## BEGIN Dataset
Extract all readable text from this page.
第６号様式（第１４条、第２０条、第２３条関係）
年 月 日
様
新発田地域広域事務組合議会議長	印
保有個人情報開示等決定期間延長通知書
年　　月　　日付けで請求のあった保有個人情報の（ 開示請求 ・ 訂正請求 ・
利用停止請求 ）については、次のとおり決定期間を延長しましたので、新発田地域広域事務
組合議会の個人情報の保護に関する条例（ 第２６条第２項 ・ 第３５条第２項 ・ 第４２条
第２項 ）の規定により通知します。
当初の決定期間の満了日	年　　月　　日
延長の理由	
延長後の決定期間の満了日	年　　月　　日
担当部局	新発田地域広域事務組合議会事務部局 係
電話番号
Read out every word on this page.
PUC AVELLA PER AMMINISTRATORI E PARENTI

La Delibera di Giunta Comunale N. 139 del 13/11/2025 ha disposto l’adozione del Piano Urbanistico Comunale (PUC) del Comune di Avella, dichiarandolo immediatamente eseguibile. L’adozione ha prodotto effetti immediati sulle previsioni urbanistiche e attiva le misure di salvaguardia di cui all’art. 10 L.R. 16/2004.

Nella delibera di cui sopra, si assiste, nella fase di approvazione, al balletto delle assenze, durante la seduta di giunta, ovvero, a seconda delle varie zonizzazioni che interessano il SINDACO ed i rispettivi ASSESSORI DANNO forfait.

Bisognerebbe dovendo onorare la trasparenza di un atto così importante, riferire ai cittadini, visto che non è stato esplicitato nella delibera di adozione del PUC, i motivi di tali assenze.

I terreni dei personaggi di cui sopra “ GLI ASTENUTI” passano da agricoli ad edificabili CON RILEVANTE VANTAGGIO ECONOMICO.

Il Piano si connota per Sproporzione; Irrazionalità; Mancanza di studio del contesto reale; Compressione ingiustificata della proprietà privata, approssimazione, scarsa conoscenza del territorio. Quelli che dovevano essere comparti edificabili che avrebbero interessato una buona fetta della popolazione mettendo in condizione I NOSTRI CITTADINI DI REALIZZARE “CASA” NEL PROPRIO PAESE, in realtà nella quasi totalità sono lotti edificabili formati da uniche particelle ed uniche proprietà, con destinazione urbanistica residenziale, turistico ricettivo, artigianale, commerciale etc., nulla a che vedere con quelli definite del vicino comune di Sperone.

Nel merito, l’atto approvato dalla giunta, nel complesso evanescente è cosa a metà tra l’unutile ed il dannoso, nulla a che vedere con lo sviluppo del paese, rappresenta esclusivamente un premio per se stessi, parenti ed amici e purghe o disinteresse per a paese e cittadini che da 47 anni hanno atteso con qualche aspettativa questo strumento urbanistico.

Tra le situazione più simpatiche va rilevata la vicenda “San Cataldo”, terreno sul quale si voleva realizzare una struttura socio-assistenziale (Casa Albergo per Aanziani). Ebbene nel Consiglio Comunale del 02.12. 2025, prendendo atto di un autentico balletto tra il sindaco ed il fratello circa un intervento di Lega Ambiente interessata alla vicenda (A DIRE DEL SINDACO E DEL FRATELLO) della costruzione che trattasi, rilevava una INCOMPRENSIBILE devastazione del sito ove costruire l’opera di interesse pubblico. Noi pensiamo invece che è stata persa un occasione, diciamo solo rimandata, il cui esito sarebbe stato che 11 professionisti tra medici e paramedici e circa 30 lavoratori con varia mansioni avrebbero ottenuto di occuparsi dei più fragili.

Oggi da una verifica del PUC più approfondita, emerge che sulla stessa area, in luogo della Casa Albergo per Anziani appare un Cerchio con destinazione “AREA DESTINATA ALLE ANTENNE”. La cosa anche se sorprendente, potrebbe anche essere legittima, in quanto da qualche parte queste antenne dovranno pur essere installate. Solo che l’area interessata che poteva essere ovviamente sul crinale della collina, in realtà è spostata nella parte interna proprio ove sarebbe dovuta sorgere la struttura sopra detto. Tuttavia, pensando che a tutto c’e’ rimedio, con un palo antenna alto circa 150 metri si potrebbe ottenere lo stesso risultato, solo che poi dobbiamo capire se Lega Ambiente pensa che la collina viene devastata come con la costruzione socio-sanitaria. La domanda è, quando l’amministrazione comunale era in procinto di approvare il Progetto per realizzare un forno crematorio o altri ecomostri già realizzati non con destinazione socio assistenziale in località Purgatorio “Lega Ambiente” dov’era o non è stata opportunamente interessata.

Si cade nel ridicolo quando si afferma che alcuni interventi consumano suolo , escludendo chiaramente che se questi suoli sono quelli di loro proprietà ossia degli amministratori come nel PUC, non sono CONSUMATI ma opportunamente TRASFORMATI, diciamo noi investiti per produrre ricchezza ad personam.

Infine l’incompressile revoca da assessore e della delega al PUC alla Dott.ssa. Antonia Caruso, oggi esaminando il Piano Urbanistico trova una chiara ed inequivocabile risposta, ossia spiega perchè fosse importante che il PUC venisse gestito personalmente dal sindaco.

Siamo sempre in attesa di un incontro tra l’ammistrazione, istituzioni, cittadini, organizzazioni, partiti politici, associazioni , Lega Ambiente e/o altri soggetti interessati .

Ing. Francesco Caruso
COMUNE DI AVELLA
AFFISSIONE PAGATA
## END Dataset
Written problem → Print back all the lines verbatim.

Completed task →
Extract all readable text from this page.
第６号様式（第１４条、第２０条、第２３条関係）
年 月 日
様
新発田地域広域事務組合議会議長	印
保有個人情報開示等決定期間延長通知書
年　　月　　日付けで請求のあった保有個人情報の（ 開示請求 ・ 訂正請求 ・
利用停止請求 ）については、次のとおり決定期間を延長しましたので、新発田地域広域事務
組合議会の個人情報の保護に関する条例（ 第２６条第２項 ・ 第３５条第２項 ・ 第４２条
第２項 ）の規定により通知します。
当初の決定期間の満了日	年　　月　　日
延長の理由	
延長後の決定期間の満了日	年　　月　　日
担当部局	新発田地域広域事務組合議会事務部局 係
電話番号
Read out every word on this page.
PUC AVELLA PER AMMINISTRATORI E PARENTI

La Delibera di Giunta Comunale N. 139 del 13/11/2025 ha disposto l’adozione del Piano Urbanistico Comunale (PUC) del Comune di Avella, dichiarandolo immediatamente eseguibile. L’adozione ha prodotto effetti immediati sulle previsioni urbanistiche e attiva le misure di salvaguardia di cui all’art. 10 L.R. 16/2004.

Nella delibera di cui sopra, si assiste, nella fase di approvazione, al balletto delle assenze, durante la seduta di giunta, ovvero, a seconda delle varie zonizzazioni che interessano il SINDACO ed i rispettivi ASSESSORI DANNO forfait.

Bisognerebbe dovendo onorare la trasparenza di un atto così importante, riferire ai cittadini, visto che non è stato esplicitato nella delibera di adozione del PUC, i motivi di tali assenze.

I terreni dei personaggi di cui sopra “ GLI ASTENUTI” passano da agricoli ad edificabili CON RILEVANTE VANTAGGIO ECONOMICO.

Il Piano si connota per Sproporzione; Irrazionalità; Mancanza di studio del contesto reale; Compressione ingiustificata della proprietà privata, approssimazione, scarsa conoscenza del territorio. Quelli che dovevano essere comparti edificabili che avrebbero interessato una buona fetta della popolazione mettendo in condizione I NOSTRI CITTADINI DI REALIZZARE “CASA” NEL PROPRIO PAESE, in realtà nella quasi totalità sono lotti edificabili formati da uniche particelle ed uniche proprietà, con destinazione urbanistica residenziale, turistico ricettivo, artigianale, commerciale etc., nulla a che vedere con quelli definite del vicino comune di Sperone.

Nel merito, l’atto approvato dalla giunta, nel complesso evanescente è cosa a metà tra l’unutile ed il dannoso, nulla a che vedere con lo sviluppo del paese, rappresenta esclusivamente un premio per se stessi, parenti ed amici e purghe o disinteresse per a paese e cittadini che da 47 anni hanno atteso con qualche aspettativa questo strumento urbanistico.

Tra le situazione più simpatiche va rilevata la vicenda “San Cataldo”, terreno sul quale si voleva realizzare una struttura socio-assistenziale (Casa Albergo per Aanziani). Ebbene nel Consiglio Comunale del 02.12. 2025, prendendo atto di un autentico balletto tra il sindaco ed il fratello circa un intervento di Lega Ambiente interessata alla vicenda (A DIRE DEL SINDACO E DEL FRATELLO) della costruzione che trattasi, rilevava una INCOMPRENSIBILE devastazione del sito ove costruire l’opera di interesse pubblico. Noi pensiamo invece che è stata persa un occasione, diciamo solo rimandata, il cui esito sarebbe stato che 11 professionisti tra medici e paramedici e circa 30 lavoratori con varia mansioni avrebbero ottenuto di occuparsi dei più fragili.

Oggi da una verifica del PUC più approfondita, emerge che sulla stessa area, in luogo della Casa Albergo per Anziani appare un Cerchio con destinazione “AREA DESTINATA ALLE ANTENNE”. La cosa anche se sorprendente, potrebbe anche essere legittima, in quanto da qualche parte queste antenne dovranno pur essere installate. Solo che l’area interessata che poteva essere ovviamente sul crinale della collina, in realtà è spostata nella parte interna proprio ove sarebbe dovuta sorgere la struttura sopra detto. Tuttavia, pensando che a tutto c’e’ rimedio, con un palo antenna alto circa 150 metri si potrebbe ottenere lo stesso risultato, solo che poi dobbiamo capire se Lega Ambiente pensa che la collina viene devastata come con la costruzione socio-sanitaria. La domanda è, quando l’amministrazione comunale era in procinto di approvare il Progetto per realizzare un forno crematorio o altri ecomostri già realizzati non con destinazione socio assistenziale in località Purgatorio “Lega Ambiente” dov’era o non è stata opportunamente interessata.

Si cade nel ridicolo quando si afferma che alcuni interventi consumano suolo , escludendo chiaramente che se questi suoli sono quelli di loro proprietà ossia degli amministratori come nel PUC, non sono CONSUMATI ma opportunamente TRASFORMATI, diciamo noi investiti per produrre ricchezza ad personam.

Infine l’incompressile revoca da assessore e della delega al PUC alla Dott.ssa. Antonia Caruso, oggi esaminando il Piano Urbanistico trova una chiara ed inequivocabile risposta, ossia spiega perchè fosse importante che il PUC venisse gestito personalmente dal sindaco.

Siamo sempre in attesa di un incontro tra l’ammistrazione, istituzioni, cittadini, organizzazioni, partiti politici, associazioni , Lega Ambiente e/o altri soggetti interessati .

Ing. Francesco Caruso
COMUNE DI AVELLA
AFFISSIONE PAGATA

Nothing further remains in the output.